*** Material provided ***
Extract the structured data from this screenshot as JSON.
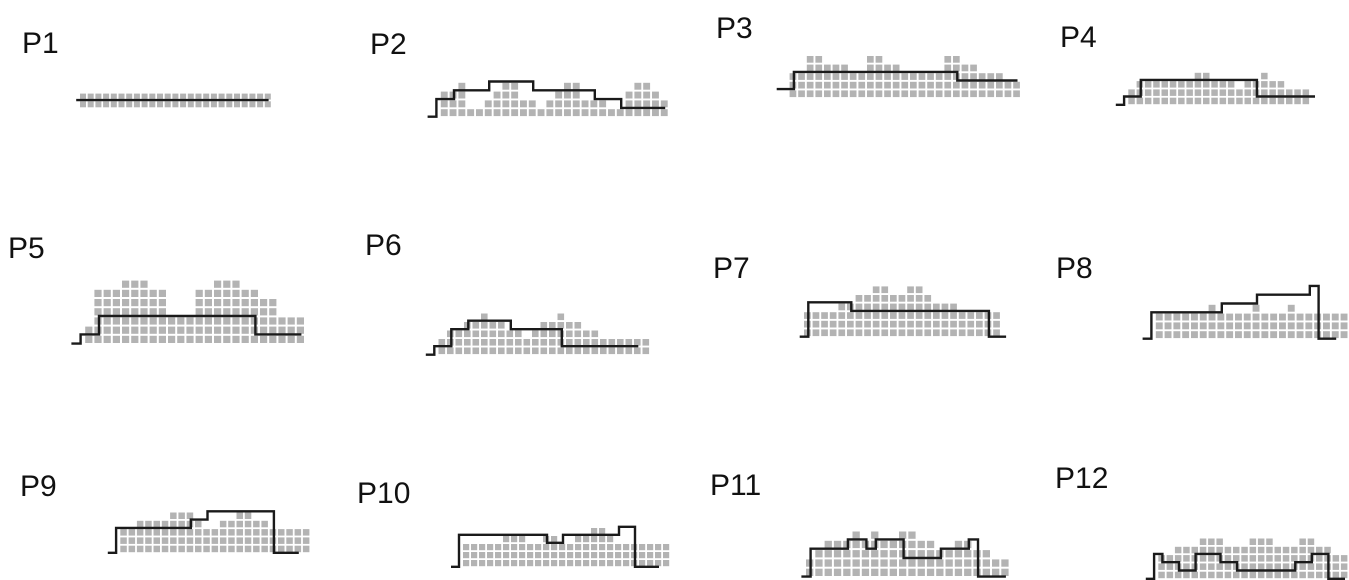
{
  "colors": {
    "cell": "#b3b3b3",
    "outline": "#1a1a1a",
    "background": "#ffffff"
  },
  "panels": [
    {
      "label": "P1",
      "columns": [
        2,
        2,
        2,
        2,
        2,
        2,
        2,
        2,
        2,
        2,
        2,
        2,
        2,
        2,
        2,
        2,
        2,
        2,
        2,
        2,
        2,
        2,
        2,
        2,
        2
      ],
      "outline": [
        1,
        1,
        1,
        1,
        1,
        1,
        1,
        1,
        1,
        1,
        1,
        1,
        1,
        1,
        1,
        1,
        1,
        1,
        1,
        1,
        1,
        1,
        1,
        1,
        1
      ]
    },
    {
      "label": "P2",
      "columns": [
        0,
        3,
        3,
        4,
        1,
        1,
        2,
        3,
        4,
        4,
        2,
        2,
        1,
        2,
        3,
        4,
        4,
        2,
        2,
        2,
        1,
        1,
        3,
        4,
        4,
        3,
        2,
        0
      ],
      "outline": [
        0,
        2,
        2,
        3,
        3,
        3,
        3,
        4,
        4,
        4,
        4,
        4,
        3,
        3,
        3,
        3,
        3,
        3,
        3,
        2,
        2,
        2,
        1,
        1,
        1,
        1,
        1
      ]
    },
    {
      "label": "P3",
      "columns": [
        0,
        3,
        3,
        5,
        5,
        4,
        4,
        4,
        3,
        3,
        5,
        5,
        4,
        4,
        3,
        3,
        3,
        3,
        3,
        5,
        5,
        4,
        4,
        3,
        3,
        3,
        2,
        2
      ],
      "outline": [
        1,
        1,
        3,
        3,
        3,
        3,
        3,
        3,
        3,
        3,
        3,
        3,
        3,
        3,
        3,
        3,
        3,
        3,
        3,
        3,
        3,
        2,
        2,
        2,
        2,
        2,
        2,
        2
      ]
    },
    {
      "label": "P4",
      "columns": [
        0,
        2,
        3,
        3,
        3,
        3,
        3,
        3,
        3,
        4,
        4,
        3,
        3,
        3,
        2,
        3,
        3,
        4,
        3,
        3,
        2,
        2,
        2,
        0
      ],
      "outline": [
        0,
        1,
        1,
        3,
        3,
        3,
        3,
        3,
        3,
        3,
        3,
        3,
        3,
        3,
        3,
        3,
        3,
        1,
        1,
        1,
        1,
        1,
        1,
        1
      ]
    },
    {
      "label": "P5",
      "columns": [
        0,
        2,
        6,
        6,
        6,
        7,
        7,
        7,
        6,
        6,
        3,
        3,
        3,
        6,
        6,
        7,
        7,
        7,
        6,
        6,
        5,
        5,
        3,
        3,
        3
      ],
      "outline": [
        0,
        1,
        1,
        3,
        3,
        3,
        3,
        3,
        3,
        3,
        3,
        3,
        3,
        3,
        3,
        3,
        3,
        3,
        3,
        3,
        1,
        1,
        1,
        1,
        1
      ]
    },
    {
      "label": "P6",
      "columns": [
        0,
        2,
        3,
        3,
        4,
        4,
        5,
        4,
        4,
        3,
        3,
        2,
        3,
        4,
        4,
        5,
        4,
        4,
        3,
        3,
        2,
        2,
        2,
        2,
        2,
        2
      ],
      "outline": [
        0,
        1,
        1,
        3,
        3,
        4,
        4,
        4,
        4,
        4,
        3,
        3,
        3,
        3,
        3,
        3,
        1,
        1,
        1,
        1,
        1,
        1,
        1,
        1,
        1
      ]
    },
    {
      "label": "P7",
      "columns": [
        3,
        3,
        3,
        3,
        4,
        4,
        5,
        5,
        6,
        6,
        5,
        5,
        6,
        6,
        5,
        4,
        4,
        4,
        3,
        3,
        3,
        3,
        3
      ],
      "outline": [
        0,
        4,
        4,
        4,
        4,
        4,
        3,
        3,
        3,
        3,
        3,
        3,
        3,
        3,
        3,
        3,
        3,
        3,
        3,
        3,
        3,
        3,
        0,
        0
      ]
    },
    {
      "label": "P8",
      "columns": [
        0,
        3,
        3,
        3,
        3,
        3,
        3,
        4,
        3,
        3,
        3,
        3,
        4,
        3,
        3,
        3,
        4,
        3,
        3,
        3,
        3,
        3,
        3
      ],
      "outline": [
        0,
        3,
        3,
        3,
        3,
        3,
        3,
        3,
        3,
        4,
        4,
        4,
        4,
        5,
        5,
        5,
        5,
        5,
        5,
        6,
        0,
        0
      ]
    },
    {
      "label": "P9",
      "columns": [
        0,
        3,
        3,
        4,
        4,
        4,
        4,
        5,
        5,
        5,
        4,
        3,
        3,
        4,
        4,
        5,
        5,
        4,
        4,
        3,
        3,
        3,
        3,
        3
      ],
      "outline": [
        0,
        3,
        3,
        3,
        3,
        3,
        3,
        3,
        3,
        3,
        4,
        4,
        5,
        5,
        5,
        5,
        5,
        5,
        5,
        5,
        0,
        0,
        0
      ]
    },
    {
      "label": "P10",
      "columns": [
        0,
        3,
        3,
        3,
        3,
        3,
        4,
        4,
        4,
        3,
        3,
        4,
        4,
        3,
        3,
        4,
        4,
        5,
        5,
        4,
        3,
        3,
        3,
        3,
        3,
        3,
        3
      ],
      "outline": [
        0,
        4,
        4,
        4,
        4,
        4,
        4,
        4,
        4,
        4,
        4,
        4,
        3,
        3,
        4,
        4,
        4,
        4,
        4,
        4,
        4,
        5,
        5,
        0,
        0,
        0
      ]
    },
    {
      "label": "P11",
      "columns": [
        2,
        3,
        4,
        4,
        4,
        5,
        4,
        5,
        4,
        4,
        5,
        5,
        4,
        4,
        3,
        3,
        4,
        4,
        3,
        3,
        2,
        2
      ],
      "outline": [
        0,
        3,
        3,
        3,
        3,
        4,
        4,
        3,
        4,
        4,
        4,
        2,
        2,
        2,
        2,
        3,
        3,
        3,
        4,
        0,
        0,
        0
      ]
    },
    {
      "label": "P12",
      "columns": [
        0,
        3,
        3,
        4,
        4,
        4,
        5,
        5,
        5,
        4,
        4,
        4,
        5,
        5,
        5,
        4,
        4,
        4,
        5,
        5,
        4,
        4,
        3,
        3,
        3
      ],
      "outline": [
        0,
        3,
        2,
        2,
        1,
        1,
        3,
        3,
        3,
        2,
        2,
        1,
        1,
        1,
        1,
        1,
        1,
        1,
        2,
        2,
        3,
        3,
        0,
        0
      ]
    }
  ]
}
***
> **Goal of the exercise**: Identify each line of the material where the word "label" shows up, and copy it.

> **The reply**:
      "label": "P1",
      "label": "P2",
      "label": "P3",
      "label": "P4",
      "label": "P5",
      "label": "P6",
      "label": "P7",
      "label": "P8",
      "label": "P9",
      "label": "P10",
      "label": "P11",
      "label": "P12",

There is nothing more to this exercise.